Quote each record exactly, please, leaving none out.

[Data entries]
++++++++
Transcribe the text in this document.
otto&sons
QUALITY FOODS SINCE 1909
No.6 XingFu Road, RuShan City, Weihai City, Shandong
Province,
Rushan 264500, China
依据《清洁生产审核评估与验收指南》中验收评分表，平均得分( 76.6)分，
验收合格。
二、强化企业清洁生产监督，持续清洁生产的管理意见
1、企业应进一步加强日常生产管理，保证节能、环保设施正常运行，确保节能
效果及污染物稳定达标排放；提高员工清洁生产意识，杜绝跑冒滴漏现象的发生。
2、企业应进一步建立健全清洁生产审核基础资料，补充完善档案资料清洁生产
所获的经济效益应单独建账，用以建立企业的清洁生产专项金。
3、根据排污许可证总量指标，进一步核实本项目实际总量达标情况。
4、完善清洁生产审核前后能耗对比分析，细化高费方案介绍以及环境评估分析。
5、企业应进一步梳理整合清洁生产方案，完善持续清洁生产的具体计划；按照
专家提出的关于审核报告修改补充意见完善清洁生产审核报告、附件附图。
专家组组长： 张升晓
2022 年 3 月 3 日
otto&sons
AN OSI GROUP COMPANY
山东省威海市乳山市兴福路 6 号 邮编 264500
++++++++
# Solution to this exercise:
Transcribe the text in this document.
otto&sons
QUALITY FOODS SINCE 1909
No.6 XingFu Road, RuShan City, Weihai City, Shandong
Province,
Rushan 264500, China
依据《清洁生产审核评估与验收指南》中验收评分表，平均得分( 76.6)分，
验收合格。
二、强化企业清洁生产监督，持续清洁生产的管理意见
1、企业应进一步加强日常生产管理，保证节能、环保设施正常运行，确保节能
效果及污染物稳定达标排放；提高员工清洁生产意识，杜绝跑冒滴漏现象的发生。
2、企业应进一步建立健全清洁生产审核基础资料，补充完善档案资料清洁生产
所获的经济效益应单独建账，用以建立企业的清洁生产专项金。
3、根据排污许可证总量指标，进一步核实本项目实际总量达标情况。
4、完善清洁生产审核前后能耗对比分析，细化高费方案介绍以及环境评估分析。
5、企业应进一步梳理整合清洁生产方案，完善持续清洁生产的具体计划；按照
专家提出的关于审核报告修改补充意见完善清洁生产审核报告、附件附图。
专家组组长： 张升晓
2022 年 3 月 3 日
otto&sons
AN OSI GROUP COMPANY
山东省威海市乳山市兴福路 6 号 邮编 264500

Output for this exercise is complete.